***** Rows

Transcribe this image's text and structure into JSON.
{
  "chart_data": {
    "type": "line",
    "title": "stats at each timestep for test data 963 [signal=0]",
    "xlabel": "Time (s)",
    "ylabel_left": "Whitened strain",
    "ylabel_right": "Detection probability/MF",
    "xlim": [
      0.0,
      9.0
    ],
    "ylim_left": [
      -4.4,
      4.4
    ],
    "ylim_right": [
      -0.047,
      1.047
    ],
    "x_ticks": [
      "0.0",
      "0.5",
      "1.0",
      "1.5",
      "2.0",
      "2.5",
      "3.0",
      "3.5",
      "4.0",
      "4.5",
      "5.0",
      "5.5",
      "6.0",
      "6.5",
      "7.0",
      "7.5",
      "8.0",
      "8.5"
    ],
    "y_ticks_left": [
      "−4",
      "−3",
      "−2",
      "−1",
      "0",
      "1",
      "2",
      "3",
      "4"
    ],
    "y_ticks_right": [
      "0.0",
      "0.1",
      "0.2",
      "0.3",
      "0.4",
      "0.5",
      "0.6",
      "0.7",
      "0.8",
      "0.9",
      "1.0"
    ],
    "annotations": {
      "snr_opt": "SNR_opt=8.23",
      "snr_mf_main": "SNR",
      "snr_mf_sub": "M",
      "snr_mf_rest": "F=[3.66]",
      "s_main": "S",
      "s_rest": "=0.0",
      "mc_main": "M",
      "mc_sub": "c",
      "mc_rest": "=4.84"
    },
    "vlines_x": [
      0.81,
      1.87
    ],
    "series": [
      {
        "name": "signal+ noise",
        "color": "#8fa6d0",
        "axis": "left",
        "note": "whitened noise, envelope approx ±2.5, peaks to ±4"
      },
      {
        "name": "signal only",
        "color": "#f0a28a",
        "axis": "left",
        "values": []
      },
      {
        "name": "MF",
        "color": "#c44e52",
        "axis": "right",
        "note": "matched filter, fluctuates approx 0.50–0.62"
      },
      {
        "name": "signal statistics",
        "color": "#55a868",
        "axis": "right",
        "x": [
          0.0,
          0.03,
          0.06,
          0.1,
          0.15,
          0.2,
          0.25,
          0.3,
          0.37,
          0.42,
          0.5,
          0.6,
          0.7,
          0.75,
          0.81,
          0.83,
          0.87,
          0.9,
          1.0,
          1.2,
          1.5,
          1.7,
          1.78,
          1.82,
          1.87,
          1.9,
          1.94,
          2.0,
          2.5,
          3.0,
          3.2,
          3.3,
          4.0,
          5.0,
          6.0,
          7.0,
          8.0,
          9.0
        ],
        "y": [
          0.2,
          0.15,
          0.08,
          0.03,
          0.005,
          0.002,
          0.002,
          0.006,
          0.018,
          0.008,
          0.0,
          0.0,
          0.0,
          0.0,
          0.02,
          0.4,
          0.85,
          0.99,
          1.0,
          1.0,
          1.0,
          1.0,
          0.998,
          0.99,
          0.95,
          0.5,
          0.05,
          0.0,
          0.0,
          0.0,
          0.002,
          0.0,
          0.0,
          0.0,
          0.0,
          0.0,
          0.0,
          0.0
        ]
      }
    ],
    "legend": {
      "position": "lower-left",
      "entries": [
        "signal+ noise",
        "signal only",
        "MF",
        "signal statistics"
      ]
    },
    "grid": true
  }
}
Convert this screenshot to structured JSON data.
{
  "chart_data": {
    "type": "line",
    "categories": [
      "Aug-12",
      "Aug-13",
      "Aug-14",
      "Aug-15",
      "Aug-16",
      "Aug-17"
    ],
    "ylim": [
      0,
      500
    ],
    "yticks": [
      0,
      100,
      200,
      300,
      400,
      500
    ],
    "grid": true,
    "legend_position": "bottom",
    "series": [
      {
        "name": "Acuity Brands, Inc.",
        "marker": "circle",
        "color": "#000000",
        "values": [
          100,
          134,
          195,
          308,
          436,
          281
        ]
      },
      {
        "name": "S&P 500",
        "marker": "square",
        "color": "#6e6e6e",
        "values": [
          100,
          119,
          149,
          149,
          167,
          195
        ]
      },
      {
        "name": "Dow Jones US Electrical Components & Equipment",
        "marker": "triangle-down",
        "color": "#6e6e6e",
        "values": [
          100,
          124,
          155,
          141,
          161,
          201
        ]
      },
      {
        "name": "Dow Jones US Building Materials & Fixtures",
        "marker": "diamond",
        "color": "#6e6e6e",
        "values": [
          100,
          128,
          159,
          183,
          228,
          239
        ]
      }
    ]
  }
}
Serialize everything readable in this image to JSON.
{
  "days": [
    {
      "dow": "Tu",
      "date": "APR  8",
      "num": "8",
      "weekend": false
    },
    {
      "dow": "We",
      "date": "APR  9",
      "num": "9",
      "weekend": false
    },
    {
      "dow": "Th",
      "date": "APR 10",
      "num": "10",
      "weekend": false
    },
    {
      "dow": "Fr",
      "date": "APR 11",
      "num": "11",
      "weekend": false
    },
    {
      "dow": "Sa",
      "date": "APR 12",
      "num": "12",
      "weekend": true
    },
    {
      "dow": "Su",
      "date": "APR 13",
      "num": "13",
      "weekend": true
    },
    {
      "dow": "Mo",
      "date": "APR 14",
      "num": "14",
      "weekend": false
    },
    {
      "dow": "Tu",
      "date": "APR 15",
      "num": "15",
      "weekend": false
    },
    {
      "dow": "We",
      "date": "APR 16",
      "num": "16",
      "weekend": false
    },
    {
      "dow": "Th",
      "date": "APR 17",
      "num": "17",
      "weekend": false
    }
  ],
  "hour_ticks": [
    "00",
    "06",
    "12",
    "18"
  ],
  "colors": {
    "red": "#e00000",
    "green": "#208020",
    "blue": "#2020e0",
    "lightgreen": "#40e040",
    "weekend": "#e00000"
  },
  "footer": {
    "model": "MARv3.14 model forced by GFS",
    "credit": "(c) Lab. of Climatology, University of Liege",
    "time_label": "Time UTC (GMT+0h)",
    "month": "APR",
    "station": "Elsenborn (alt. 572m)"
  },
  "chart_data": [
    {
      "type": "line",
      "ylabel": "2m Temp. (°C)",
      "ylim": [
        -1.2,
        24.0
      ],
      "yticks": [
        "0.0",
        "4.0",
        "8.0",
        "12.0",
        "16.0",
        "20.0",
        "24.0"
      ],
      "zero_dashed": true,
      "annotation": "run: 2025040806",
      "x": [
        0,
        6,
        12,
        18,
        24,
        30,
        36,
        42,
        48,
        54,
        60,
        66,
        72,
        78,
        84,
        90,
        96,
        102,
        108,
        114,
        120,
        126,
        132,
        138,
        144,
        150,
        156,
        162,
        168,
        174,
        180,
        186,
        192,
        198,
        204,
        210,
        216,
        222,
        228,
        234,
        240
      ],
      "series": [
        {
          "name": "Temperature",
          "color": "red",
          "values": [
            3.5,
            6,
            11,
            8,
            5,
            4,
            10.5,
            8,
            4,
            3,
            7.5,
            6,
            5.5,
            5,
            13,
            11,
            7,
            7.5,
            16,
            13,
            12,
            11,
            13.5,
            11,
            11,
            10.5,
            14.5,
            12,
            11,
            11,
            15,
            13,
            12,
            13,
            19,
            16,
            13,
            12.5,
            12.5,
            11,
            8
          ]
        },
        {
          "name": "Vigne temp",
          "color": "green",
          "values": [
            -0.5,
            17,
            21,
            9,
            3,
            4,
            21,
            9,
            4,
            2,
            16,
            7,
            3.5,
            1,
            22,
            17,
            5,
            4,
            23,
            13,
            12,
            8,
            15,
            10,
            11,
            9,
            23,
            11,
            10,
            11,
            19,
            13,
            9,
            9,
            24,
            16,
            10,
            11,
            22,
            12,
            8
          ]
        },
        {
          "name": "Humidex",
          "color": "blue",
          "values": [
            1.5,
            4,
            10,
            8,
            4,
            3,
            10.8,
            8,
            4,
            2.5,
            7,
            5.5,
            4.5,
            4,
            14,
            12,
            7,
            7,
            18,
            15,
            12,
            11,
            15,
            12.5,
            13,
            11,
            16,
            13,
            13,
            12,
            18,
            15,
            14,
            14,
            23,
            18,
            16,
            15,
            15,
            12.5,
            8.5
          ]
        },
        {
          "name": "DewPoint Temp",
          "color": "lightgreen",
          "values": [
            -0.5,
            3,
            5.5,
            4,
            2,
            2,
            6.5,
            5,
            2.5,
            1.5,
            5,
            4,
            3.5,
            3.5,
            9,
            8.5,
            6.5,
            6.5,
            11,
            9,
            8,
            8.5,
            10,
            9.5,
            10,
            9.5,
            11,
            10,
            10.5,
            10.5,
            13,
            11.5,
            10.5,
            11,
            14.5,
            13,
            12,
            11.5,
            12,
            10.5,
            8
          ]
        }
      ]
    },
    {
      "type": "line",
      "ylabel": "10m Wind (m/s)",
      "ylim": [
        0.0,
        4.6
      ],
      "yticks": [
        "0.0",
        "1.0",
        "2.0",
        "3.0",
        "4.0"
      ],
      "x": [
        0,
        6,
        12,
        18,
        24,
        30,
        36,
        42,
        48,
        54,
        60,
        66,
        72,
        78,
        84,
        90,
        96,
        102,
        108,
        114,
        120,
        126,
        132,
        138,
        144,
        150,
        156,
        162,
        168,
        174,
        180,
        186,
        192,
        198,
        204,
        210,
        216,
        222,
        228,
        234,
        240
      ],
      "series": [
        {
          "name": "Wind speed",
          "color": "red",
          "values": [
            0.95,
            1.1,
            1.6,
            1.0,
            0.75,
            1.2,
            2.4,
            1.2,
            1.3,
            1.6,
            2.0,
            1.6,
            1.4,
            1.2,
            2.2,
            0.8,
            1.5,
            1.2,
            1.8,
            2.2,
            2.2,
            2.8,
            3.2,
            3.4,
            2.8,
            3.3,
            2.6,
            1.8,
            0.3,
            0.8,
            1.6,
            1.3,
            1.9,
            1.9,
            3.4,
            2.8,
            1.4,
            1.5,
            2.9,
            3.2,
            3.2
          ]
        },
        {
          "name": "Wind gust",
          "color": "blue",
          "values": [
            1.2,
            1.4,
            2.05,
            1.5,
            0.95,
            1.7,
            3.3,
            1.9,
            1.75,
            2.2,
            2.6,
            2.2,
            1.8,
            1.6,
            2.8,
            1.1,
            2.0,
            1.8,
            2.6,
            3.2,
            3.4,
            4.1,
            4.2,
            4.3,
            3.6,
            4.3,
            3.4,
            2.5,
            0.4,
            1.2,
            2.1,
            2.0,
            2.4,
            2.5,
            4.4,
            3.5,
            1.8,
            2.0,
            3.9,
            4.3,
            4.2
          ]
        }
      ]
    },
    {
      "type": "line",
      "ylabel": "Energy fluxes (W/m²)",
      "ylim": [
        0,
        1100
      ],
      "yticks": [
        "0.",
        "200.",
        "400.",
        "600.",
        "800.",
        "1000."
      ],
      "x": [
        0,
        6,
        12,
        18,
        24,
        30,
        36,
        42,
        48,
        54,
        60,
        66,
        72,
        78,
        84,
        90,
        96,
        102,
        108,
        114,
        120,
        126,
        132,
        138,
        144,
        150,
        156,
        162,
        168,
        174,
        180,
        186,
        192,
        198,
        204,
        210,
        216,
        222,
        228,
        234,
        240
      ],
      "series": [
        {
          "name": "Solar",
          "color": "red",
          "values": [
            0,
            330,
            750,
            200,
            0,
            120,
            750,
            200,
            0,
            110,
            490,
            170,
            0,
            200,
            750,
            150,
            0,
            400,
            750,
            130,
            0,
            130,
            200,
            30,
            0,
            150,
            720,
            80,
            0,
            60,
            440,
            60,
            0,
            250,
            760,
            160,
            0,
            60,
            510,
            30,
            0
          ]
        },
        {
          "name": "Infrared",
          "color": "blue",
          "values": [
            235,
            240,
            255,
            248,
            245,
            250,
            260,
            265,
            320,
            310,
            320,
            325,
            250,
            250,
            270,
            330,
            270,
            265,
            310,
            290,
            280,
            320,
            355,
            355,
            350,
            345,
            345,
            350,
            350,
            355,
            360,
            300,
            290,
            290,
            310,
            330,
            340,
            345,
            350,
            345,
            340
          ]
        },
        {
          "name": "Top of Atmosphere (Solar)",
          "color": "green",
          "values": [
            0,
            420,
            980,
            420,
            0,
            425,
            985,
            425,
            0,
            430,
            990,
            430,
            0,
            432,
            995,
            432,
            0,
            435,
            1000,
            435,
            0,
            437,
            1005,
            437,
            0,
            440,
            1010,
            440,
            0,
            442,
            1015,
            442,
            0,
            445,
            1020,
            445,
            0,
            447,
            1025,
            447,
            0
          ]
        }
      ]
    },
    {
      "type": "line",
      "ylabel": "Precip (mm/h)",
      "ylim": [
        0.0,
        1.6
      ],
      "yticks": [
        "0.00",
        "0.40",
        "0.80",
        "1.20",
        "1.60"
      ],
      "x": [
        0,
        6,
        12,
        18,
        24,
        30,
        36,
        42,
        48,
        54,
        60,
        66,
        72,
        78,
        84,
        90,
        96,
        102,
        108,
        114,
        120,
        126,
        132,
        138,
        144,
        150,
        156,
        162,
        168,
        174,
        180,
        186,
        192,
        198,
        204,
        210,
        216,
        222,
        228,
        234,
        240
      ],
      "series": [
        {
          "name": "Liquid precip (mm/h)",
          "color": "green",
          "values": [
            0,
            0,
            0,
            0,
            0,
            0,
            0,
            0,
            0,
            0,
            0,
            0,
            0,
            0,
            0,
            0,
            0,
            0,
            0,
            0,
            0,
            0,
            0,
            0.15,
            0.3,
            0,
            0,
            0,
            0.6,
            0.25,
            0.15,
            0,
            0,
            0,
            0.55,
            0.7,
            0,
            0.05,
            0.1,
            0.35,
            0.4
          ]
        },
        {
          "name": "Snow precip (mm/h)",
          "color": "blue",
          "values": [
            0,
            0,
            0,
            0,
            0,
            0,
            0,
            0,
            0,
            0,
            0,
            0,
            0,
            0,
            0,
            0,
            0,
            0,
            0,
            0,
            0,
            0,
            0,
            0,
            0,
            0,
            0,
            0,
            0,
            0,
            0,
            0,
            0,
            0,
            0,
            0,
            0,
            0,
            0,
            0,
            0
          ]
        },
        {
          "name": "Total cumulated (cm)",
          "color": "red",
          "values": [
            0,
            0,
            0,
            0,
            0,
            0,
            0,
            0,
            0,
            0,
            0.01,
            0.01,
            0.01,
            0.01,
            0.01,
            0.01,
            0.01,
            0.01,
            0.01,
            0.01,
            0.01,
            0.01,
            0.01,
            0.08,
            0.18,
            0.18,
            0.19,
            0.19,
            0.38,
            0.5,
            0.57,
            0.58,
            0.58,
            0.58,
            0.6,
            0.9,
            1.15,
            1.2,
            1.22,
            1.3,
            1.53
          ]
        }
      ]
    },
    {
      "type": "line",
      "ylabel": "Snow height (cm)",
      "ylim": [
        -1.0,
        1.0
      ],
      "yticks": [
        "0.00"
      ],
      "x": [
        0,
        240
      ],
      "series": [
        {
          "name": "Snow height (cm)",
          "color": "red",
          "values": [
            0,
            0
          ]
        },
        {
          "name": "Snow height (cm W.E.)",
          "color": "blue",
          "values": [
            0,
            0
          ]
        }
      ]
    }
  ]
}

**********

# What to produce:
Look through the entries and work out how many lines have the word "approx" in them; reply with that number only.

# Written solution:
2